▶ **SHORT TASK**
List, from the lines below, each one with "움직이는" in it.

Records from a dataset:
▬▬▬

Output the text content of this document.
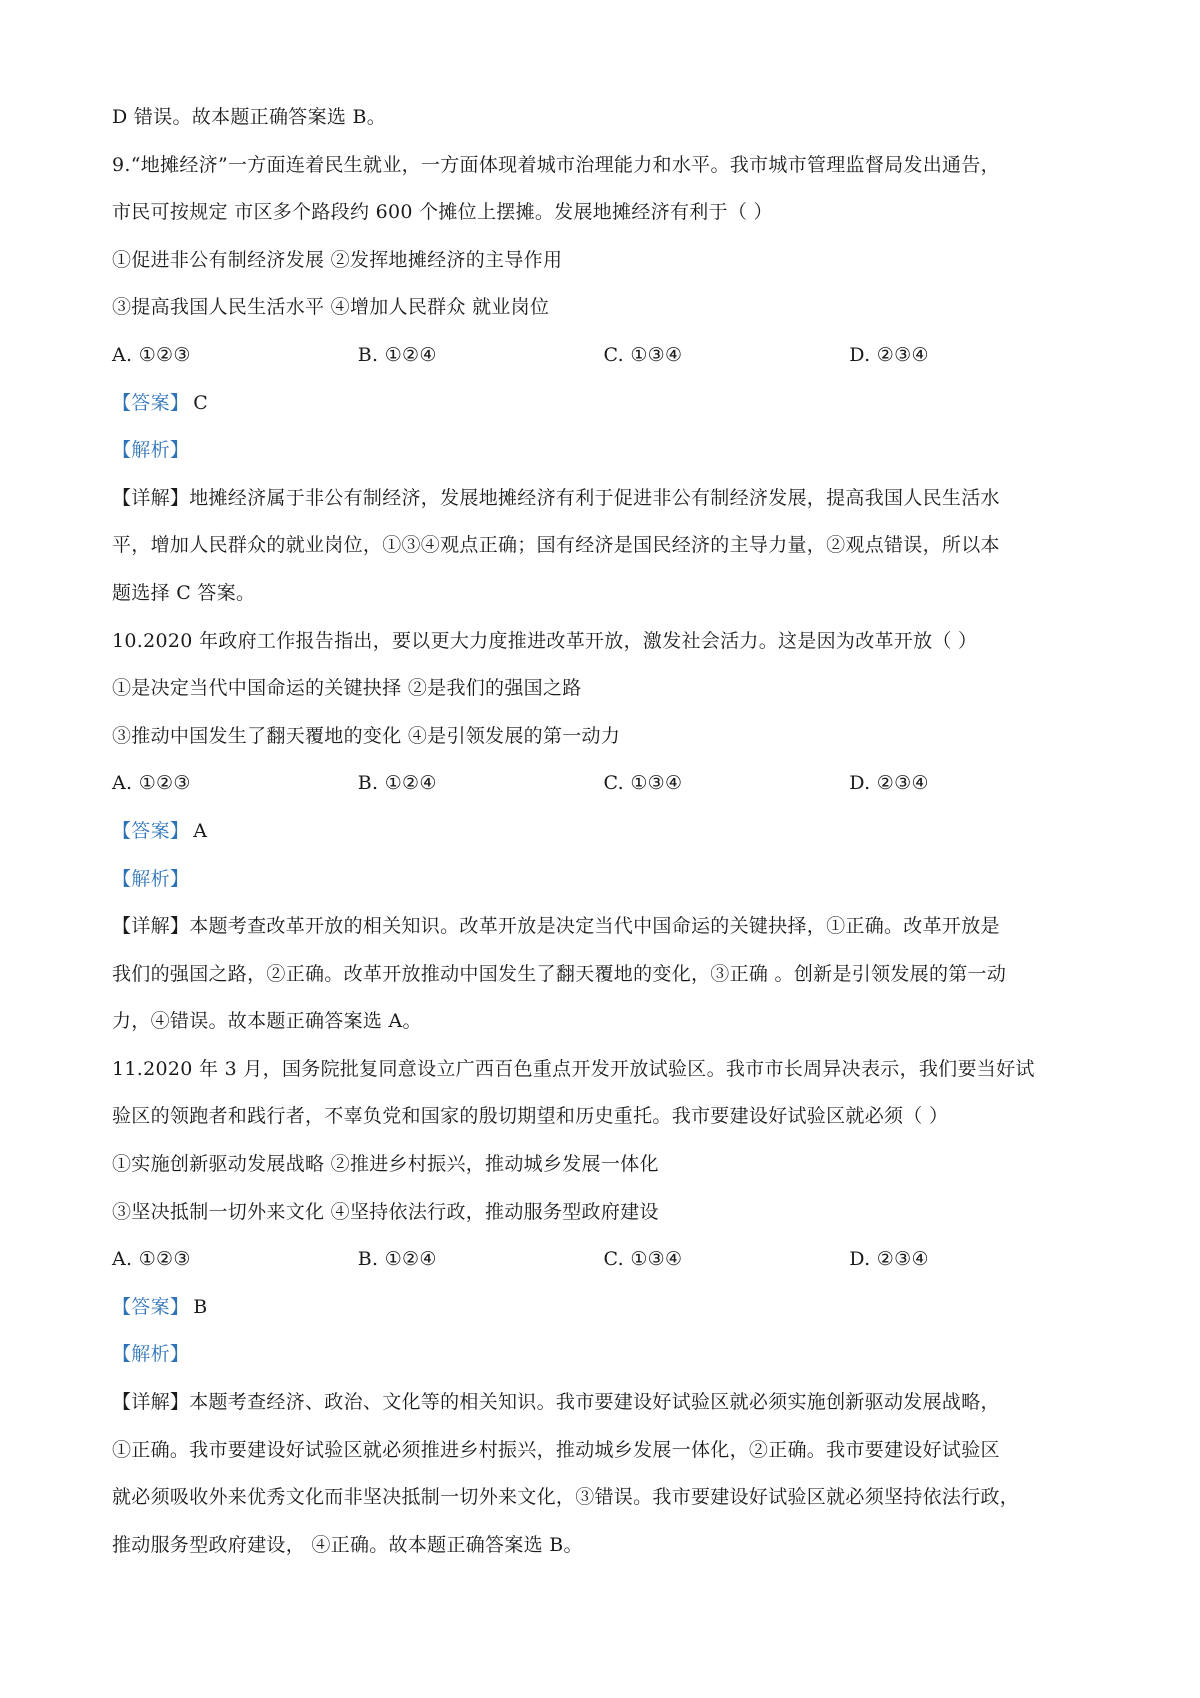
D 错误。故本题正确答案选 B。
9.“地摊经济”一方面连着民生就业，一方面体现着城市治理能力和水平。我市城市管理监督局发出通告，
市民可按规定 市区多个路段约 600 个摊位上摆摊。发展地摊经济有利于（ ）
①促进非公有制经济发展 ②发挥地摊经济的主导作用
③提高我国人民生活水平 ④增加人民群众 就业岗位
A. ①②③	B. ①②④	C. ①③④	D. ②③④
【答案】 C
【解析】
【详解】地摊经济属于非公有制经济，发展地摊经济有利于促进非公有制经济发展，提高我国人民生活水
平，增加人民群众的就业岗位，①③④观点正确；国有经济是国民经济的主导力量，②观点错误，所以本
题选择 C 答案。
10.2020 年政府工作报告指出，要以更大力度推进改革开放，激发社会活力。这是因为改革开放（ ）
①是决定当代中国命运的关键抉择 ②是我们的强国之路
③推动中国发生了翻天覆地的变化 ④是引领发展的第一动力
A. ①②③	B. ①②④	C. ①③④	D. ②③④
【答案】 A
【解析】
【详解】本题考查改革开放的相关知识。改革开放是决定当代中国命运的关键抉择，①正确。改革开放是
我们的强国之路，②正确。改革开放推动中国发生了翻天覆地的变化，③正确 。创新是引领发展的第一动
力，④错误。故本题正确答案选 A。
11.2020 年 3 月，国务院批复同意设立广西百色重点开发开放试验区。我市市长周异决表示，我们要当好试
验区的领跑者和践行者，不辜负党和国家的殷切期望和历史重托。我市要建设好试验区就必须（ ）
①实施创新驱动发展战略 ②推进乡村振兴，推动城乡发展一体化
③坚决抵制一切外来文化 ④坚持依法行政，推动服务型政府建设
A. ①②③	B. ①②④	C. ①③④	D. ②③④
【答案】 B
【解析】
【详解】本题考查经济、政治、文化等的相关知识。我市要建设好试验区就必须实施创新驱动发展战略，
①正确。我市要建设好试验区就必须推进乡村振兴，推动城乡发展一体化，②正确。我市要建设好试验区
就必须吸收外来优秀文化而非坚决抵制一切外来文化，③错误。我市要建设好试验区就必须坚持依法行政，
推动服务型政府建设， ④正确。故本题正确答案选 B。
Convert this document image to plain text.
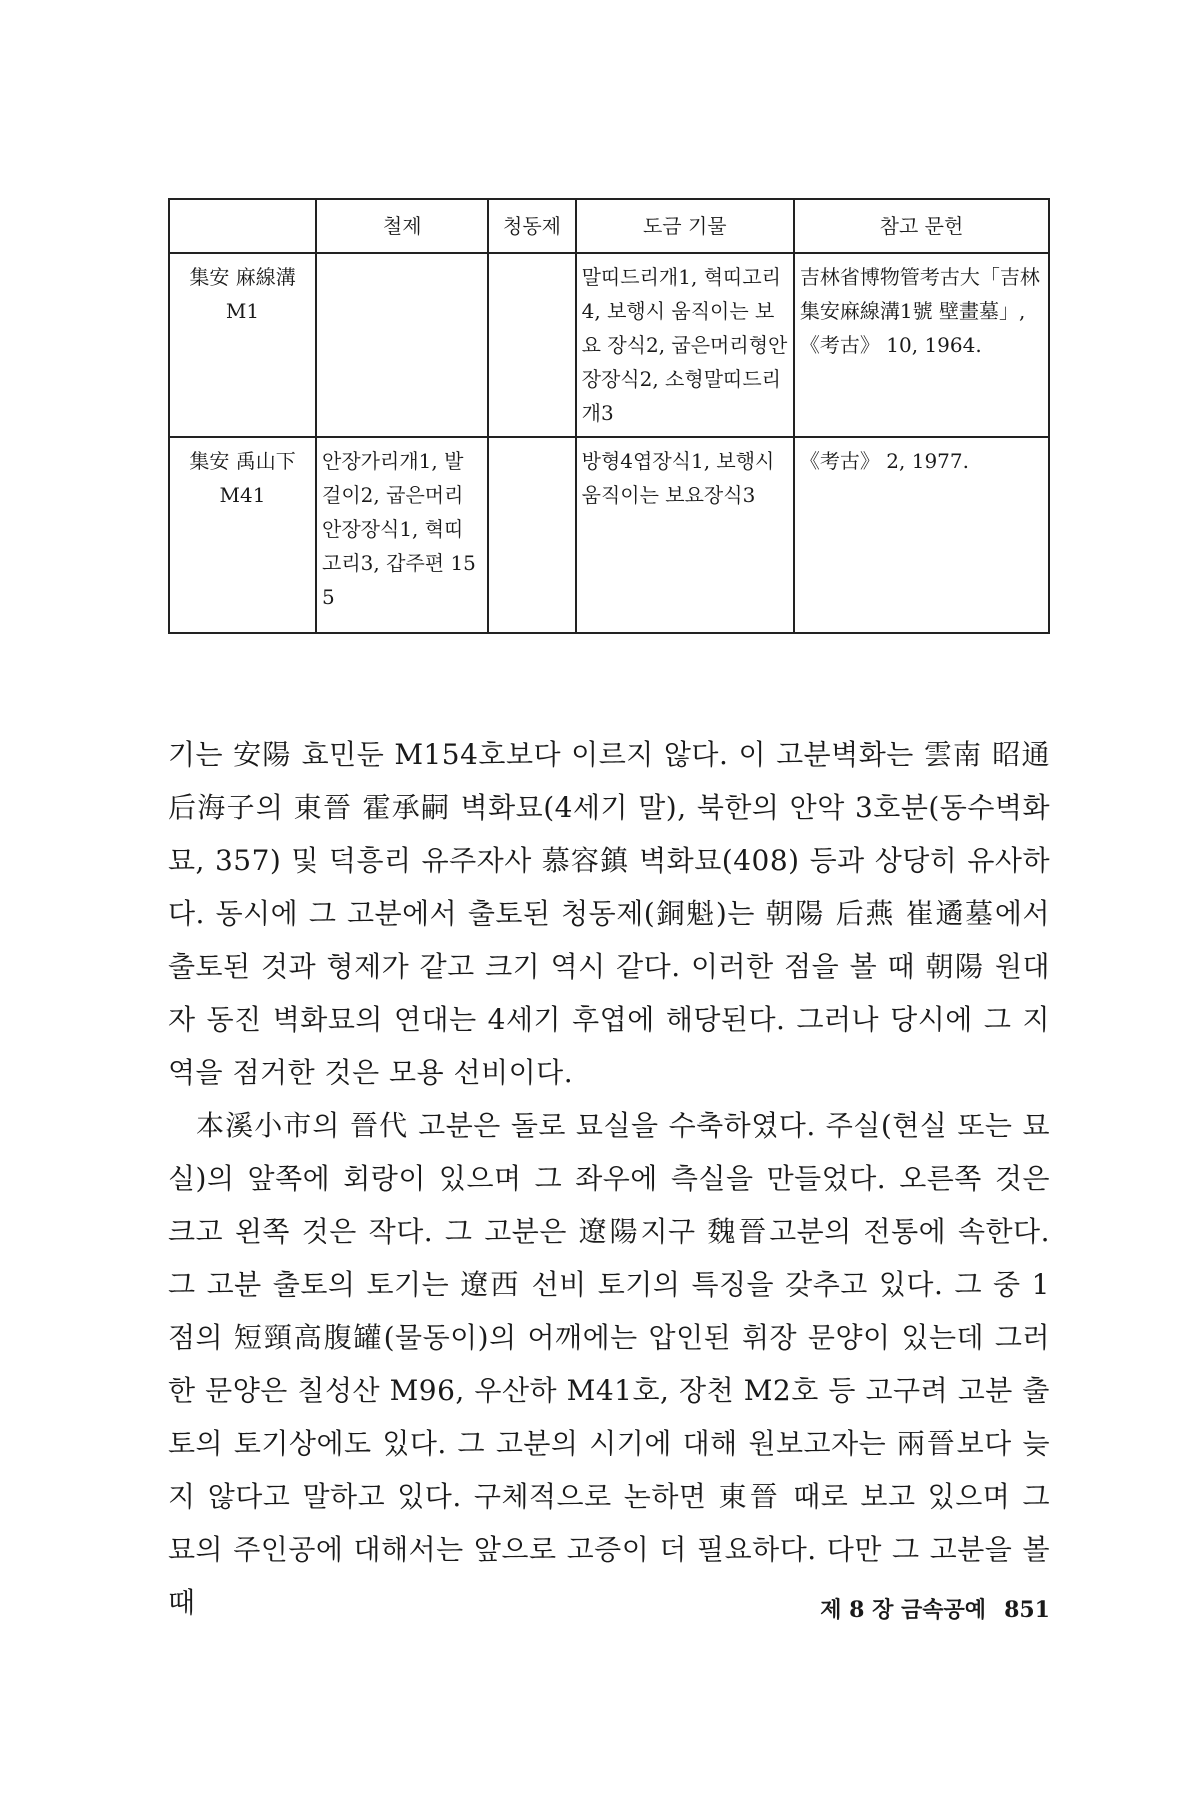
	철제	청동제	도금 기물	참고 문헌

集安 麻線溝
M1			말띠드리개1, 혁띠고리4, 보행시 움직이는 보요 장식2, 굽은머리형안장장식2, 소형말띠드리개3	吉林省博物管考古大「吉林集安麻線溝1號 壁畫墓」, 《考古》 10, 1964.

集安 禹山下
M41	안장가리개1, 발걸이2, 굽은머리안장장식1, 혁띠 고리3, 갑주편 155		방형4엽장식1, 보행시 움직이는 보요장식3	《考古》 2, 1977.

기는 安陽 효민둔 M154호보다 이르지 않다. 이 고분벽화는 雲南 昭通后海子의 東晉 霍承嗣 벽화묘(4세기 말), 북한의 안악 3호분(동수벽화묘, 357) 및 덕흥리 유주자사 慕容鎮 벽화묘(408) 등과 상당히 유사하다. 동시에 그 고분에서 출토된 청동제(銅魁)는 朝陽 后燕 崔遹墓에서 출토된 것과 형제가 같고 크기 역시 같다. 이러한 점을 볼 때 朝陽 원대자 동진 벽화묘의 연대는 4세기 후엽에 해당된다. 그러나 당시에 그 지역을 점거한 것은 모용 선비이다.

本溪小市의 晉代 고분은 돌로 묘실을 수축하였다. 주실(현실 또는 묘실)의 앞쪽에 회랑이 있으며 그 좌우에 측실을 만들었다. 오른쪽 것은 크고 왼쪽 것은 작다. 그 고분은 遼陽지구 魏晉고분의 전통에 속한다. 그 고분 출토의 토기는 遼西 선비 토기의 특징을 갖추고 있다. 그 중 1점의 短頸高腹罐(물동이)의 어깨에는 압인된 휘장 문양이 있는데 그러한 문양은 칠성산 M96, 우산하 M41호, 장천 M2호 등 고구려 고분 출토의 토기상에도 있다. 그 고분의 시기에 대해 원보고자는 兩晉보다 늦지 않다고 말하고 있다. 구체적으로 논하면 東晉 때로 보고 있으며 그 묘의 주인공에 대해서는 앞으로 고증이 더 필요하다. 다만 그 고분을 볼 때	제 8 장 금속공예 851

▬▬▬

▶ **EXERCISE OUTPUT**
M1			말띠드리개1, 혁띠고리4, 보행시 움직이는 보요 장식2, 굽은머리형안장장식2, 소형말띠드리개3	吉林省博物管考古大「吉林集安麻線溝1號 壁畫墓」, 《考古》 10, 1964.
M41	안장가리개1, 발걸이2, 굽은머리안장장식1, 혁띠 고리3, 갑주편 155		방형4엽장식1, 보행시 움직이는 보요장식3	《考古》 2, 1977.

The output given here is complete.